**DEPOIMENTO CITADO**
R – Ah, meus tios todos eram comerciantes mais fortes mesmo (risos). A família do meu pai tinha aquela fábrica de colchas Vitória, uma fábrica enorrme. Nós visitamos a família quando eles inauguraram, tudo. E outra era casa de tecido de seda, ali embaixo também naquela descida lá que vai dar na Rua 25 de março também. Ponto bom de comércio mesmo é Ladeira General Carneiro, que vai dar no Dom Pedro, é um prédio muito grande, tinha uma porção de partes assim que abriam, ficava uma porção de portas, e era tudo a loja de um dos meus tios. Naquele tempo, ele até gravou um disco, que coisa, não? Pensa, poxa, hoje é tanta coisa por causa de disco e ele já tinha disco que deu pra toda família, ele tocando e cantando. Ele cantava, gostava de cantar. Mas dizem que o meu avô, lá na Síria, que já era negócio com o bicho da seda, não sei o quê, ele já vem entendendo de tecido lá de longe (risos). Mas eu não vi o meu avô, não conheci, nenhum deles.
P/1 – E a senhora se lembra de andar por entre esses lugares, entre o comércio do seu pai, dos seus tios, e de ver alguma vitrine que te chamou a atenção, algum lugar que você sempre parava pra dar uma olhada?

**ITENS FORNECIDOS**
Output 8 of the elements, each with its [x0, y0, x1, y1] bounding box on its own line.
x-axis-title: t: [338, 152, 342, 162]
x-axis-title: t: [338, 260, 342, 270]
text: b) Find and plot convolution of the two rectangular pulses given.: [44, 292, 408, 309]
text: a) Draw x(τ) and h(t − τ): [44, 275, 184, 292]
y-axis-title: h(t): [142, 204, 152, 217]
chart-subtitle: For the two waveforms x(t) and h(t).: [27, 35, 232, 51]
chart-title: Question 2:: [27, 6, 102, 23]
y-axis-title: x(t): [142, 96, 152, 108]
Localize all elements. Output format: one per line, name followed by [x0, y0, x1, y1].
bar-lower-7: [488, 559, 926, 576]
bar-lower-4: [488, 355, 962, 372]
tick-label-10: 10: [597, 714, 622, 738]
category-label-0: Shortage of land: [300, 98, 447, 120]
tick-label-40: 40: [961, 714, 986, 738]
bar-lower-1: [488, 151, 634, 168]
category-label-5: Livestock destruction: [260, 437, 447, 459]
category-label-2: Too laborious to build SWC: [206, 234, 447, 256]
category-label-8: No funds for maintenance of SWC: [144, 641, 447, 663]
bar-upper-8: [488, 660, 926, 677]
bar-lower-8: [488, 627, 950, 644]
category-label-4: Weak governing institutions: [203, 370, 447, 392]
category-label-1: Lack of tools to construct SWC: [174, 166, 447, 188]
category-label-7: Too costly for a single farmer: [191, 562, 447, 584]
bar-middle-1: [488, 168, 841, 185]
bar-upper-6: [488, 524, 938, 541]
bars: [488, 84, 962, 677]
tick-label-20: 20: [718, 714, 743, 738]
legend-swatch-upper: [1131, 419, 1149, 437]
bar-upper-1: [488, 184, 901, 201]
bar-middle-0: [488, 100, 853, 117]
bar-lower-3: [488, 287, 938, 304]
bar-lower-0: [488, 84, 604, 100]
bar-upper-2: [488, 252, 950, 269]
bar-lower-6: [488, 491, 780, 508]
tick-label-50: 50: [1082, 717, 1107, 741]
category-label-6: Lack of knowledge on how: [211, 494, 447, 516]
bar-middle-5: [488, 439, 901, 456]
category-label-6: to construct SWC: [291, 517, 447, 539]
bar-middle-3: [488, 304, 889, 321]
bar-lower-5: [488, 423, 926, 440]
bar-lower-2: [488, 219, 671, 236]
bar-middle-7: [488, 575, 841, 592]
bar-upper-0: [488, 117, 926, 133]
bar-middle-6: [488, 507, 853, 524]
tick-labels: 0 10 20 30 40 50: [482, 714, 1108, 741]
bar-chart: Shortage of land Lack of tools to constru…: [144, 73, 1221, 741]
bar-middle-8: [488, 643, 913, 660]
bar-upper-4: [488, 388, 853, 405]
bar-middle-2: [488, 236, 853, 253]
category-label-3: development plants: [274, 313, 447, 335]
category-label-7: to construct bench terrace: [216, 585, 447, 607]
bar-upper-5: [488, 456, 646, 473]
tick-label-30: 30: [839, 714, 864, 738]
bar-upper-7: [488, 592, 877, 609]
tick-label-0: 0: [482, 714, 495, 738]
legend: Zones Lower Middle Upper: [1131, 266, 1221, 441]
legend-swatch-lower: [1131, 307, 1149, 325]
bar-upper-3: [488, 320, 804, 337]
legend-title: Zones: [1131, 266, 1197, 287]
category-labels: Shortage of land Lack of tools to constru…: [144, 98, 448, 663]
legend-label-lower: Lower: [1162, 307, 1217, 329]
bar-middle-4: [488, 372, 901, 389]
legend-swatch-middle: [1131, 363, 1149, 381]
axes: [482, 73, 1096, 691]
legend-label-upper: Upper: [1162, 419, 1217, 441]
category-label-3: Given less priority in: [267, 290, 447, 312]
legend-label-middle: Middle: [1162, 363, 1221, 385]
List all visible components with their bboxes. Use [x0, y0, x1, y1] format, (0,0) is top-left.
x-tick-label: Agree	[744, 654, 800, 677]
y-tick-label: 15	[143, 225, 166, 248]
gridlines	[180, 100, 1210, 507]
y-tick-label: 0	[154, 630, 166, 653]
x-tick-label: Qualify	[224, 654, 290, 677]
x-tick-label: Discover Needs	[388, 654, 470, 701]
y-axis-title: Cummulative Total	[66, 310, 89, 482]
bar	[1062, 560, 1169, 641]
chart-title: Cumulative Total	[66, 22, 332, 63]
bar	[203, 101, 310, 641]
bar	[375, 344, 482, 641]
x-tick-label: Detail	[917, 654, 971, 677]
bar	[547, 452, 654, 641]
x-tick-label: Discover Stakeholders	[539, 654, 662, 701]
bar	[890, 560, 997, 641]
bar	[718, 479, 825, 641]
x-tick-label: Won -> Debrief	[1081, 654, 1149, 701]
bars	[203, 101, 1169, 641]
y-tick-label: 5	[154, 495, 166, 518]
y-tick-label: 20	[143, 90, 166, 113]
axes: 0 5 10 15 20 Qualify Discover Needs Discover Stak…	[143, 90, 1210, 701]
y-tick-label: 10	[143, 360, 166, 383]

**TAREFA CURTA**
No depoimento, qual era o nome da fábrica da família do pai de quem fala? Responda com base somente no depoimento.

**RESULTADO FINAL**
Fábrica de colchas Vitória.